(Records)
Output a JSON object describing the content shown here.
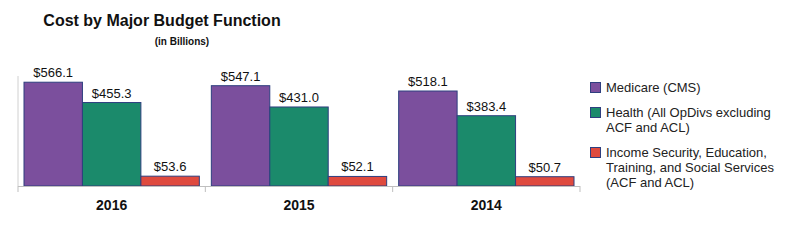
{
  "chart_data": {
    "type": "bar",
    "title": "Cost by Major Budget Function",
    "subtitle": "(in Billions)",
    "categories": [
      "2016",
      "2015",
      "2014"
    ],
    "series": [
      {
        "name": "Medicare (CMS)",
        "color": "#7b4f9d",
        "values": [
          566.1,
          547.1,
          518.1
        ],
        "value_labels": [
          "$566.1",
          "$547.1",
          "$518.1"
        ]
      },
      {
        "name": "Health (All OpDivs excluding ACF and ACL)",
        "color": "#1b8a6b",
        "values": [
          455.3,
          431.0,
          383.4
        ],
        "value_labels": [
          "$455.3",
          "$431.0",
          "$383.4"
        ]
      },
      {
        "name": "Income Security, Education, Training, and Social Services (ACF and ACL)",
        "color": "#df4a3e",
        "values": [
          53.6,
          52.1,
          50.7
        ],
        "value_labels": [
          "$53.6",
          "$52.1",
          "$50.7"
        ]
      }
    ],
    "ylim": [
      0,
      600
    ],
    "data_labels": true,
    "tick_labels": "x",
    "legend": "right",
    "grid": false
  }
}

==

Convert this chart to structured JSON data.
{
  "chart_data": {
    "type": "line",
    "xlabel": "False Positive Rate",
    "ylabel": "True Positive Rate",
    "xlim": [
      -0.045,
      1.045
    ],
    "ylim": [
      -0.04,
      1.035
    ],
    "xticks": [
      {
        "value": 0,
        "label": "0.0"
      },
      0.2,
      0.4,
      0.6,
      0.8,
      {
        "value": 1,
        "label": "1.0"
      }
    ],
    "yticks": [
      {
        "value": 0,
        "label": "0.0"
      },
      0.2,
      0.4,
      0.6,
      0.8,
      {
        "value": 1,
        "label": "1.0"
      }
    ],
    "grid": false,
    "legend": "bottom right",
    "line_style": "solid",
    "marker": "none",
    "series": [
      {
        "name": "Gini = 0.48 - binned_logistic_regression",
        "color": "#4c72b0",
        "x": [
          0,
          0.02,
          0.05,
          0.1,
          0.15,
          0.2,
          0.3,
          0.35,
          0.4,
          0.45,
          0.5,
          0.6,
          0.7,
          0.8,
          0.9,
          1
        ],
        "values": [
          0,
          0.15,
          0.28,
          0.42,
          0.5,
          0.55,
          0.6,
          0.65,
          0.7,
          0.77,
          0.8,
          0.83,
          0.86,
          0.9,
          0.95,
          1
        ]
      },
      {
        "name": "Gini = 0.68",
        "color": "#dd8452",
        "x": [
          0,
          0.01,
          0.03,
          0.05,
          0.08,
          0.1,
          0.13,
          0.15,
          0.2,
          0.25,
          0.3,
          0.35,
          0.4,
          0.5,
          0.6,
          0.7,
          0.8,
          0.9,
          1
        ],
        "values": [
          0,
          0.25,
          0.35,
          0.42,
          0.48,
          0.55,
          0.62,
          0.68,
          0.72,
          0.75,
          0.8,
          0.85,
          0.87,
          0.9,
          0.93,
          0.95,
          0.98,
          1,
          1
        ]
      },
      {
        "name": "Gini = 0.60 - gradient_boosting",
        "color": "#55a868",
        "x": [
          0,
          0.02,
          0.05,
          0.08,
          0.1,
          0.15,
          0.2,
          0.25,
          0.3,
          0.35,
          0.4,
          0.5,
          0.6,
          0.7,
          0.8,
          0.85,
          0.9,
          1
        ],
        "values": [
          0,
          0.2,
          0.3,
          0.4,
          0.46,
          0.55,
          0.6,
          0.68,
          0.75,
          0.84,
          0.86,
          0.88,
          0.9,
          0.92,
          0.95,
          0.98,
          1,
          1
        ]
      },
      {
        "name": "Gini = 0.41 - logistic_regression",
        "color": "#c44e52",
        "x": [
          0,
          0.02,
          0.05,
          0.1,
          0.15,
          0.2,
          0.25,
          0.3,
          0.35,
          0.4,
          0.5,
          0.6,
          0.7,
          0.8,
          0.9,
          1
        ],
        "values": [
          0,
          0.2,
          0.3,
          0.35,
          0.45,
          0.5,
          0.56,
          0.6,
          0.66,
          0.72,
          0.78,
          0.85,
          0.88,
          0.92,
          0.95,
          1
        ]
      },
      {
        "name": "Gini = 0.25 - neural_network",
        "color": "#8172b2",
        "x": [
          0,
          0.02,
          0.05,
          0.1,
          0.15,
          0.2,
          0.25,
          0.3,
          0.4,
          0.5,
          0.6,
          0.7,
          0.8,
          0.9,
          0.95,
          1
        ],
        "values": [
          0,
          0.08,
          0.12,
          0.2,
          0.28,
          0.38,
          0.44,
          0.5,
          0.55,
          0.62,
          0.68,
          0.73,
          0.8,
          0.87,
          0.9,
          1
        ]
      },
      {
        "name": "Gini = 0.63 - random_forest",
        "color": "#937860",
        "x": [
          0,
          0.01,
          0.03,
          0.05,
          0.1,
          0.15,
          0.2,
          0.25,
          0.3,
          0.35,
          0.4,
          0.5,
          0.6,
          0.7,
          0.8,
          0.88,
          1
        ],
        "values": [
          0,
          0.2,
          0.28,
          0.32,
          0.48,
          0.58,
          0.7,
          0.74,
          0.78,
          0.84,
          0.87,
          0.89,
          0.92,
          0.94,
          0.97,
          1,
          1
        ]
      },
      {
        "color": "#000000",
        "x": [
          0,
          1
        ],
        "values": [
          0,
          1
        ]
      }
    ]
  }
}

---

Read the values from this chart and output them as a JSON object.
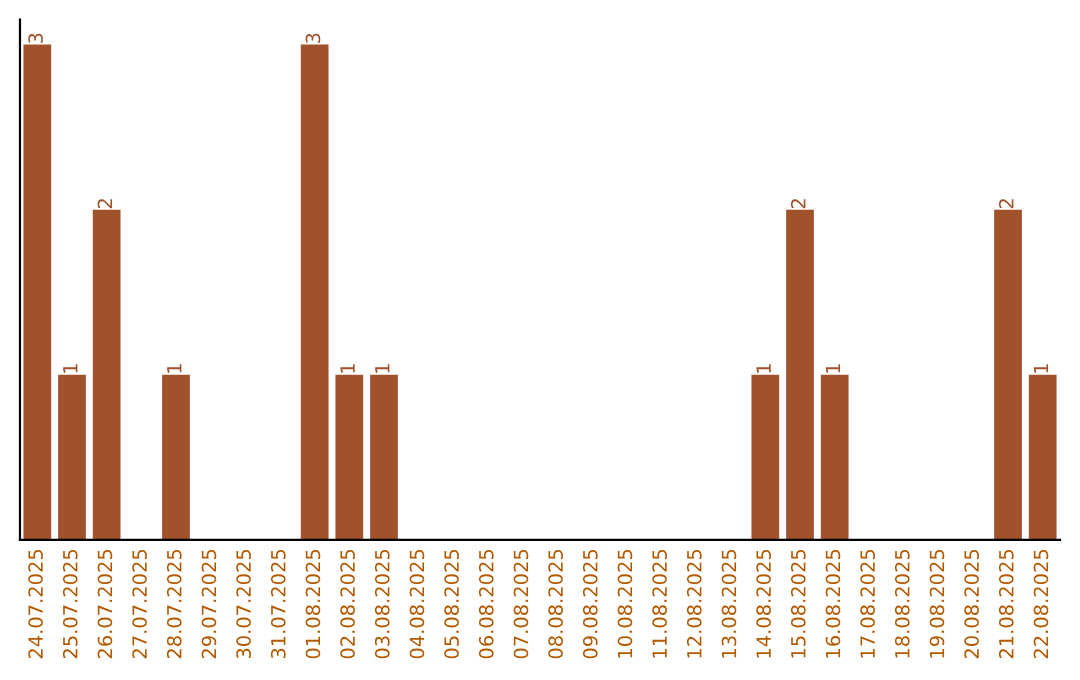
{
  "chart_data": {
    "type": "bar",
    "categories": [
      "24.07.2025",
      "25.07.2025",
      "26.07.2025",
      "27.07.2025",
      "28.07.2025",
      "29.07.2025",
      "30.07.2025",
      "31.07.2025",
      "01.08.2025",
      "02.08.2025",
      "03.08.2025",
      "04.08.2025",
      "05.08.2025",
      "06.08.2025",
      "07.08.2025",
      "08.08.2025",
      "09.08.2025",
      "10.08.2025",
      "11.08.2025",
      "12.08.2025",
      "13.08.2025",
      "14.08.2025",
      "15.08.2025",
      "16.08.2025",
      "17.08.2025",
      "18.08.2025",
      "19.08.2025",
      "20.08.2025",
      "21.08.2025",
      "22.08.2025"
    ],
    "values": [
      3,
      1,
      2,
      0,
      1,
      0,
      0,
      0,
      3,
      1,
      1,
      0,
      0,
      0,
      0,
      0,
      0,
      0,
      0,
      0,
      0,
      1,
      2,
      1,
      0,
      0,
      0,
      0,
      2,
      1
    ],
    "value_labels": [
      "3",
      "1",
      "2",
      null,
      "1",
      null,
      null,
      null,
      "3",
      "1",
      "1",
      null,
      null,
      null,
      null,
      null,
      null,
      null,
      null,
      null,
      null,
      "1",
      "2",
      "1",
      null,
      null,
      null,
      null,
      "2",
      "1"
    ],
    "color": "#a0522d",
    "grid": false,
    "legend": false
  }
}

:: What you should do ::
Return a copy of every line that includes the word "Rate".

:: Written response ::
    "xlabel": "False Positive Rate",
    "ylabel": "True Positive Rate",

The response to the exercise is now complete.